*PROBLEM TO SOLVE*. Present the following data again exactly as it is shown.

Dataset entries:
◇ ◇ ◇ ◇ ◇ ◇ ◇
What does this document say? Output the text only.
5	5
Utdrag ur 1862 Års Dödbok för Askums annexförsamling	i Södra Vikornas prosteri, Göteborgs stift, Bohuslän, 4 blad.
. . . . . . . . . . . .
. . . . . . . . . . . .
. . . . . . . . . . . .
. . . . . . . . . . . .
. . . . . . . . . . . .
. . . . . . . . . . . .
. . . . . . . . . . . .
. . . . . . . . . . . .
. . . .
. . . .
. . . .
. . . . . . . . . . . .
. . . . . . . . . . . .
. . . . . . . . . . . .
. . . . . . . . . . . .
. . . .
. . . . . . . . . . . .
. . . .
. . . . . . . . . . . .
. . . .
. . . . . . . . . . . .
◇ ◇ ◇ ◇ ◇ ◇ ◇
*ANSWER FOR THIS EXERCISE*.
What does this document say? Output the text only.
5	5
Utdrag ur 1862 Års Dödbok för Askums annexförsamling	i Södra Vikornas prosteri, Göteborgs stift, Bohuslän, 4 blad.
. . . . . . . . . . . .
. . . . . . . . . . . .
. . . . . . . . . . . .
. . . . . . . . . . . .
. . . . . . . . . . . .
. . . . . . . . . . . .
. . . . . . . . . . . .
. . . . . . . . . . . .
. . . .
. . . .
. . . .
. . . . . . . . . . . .
. . . . . . . . . . . .
. . . . . . . . . . . .
. . . . . . . . . . . .
. . . .
. . . . . . . . . . . .
. . . .
. . . . . . . . . . . .
. . . .
. . . . . . . . . . . .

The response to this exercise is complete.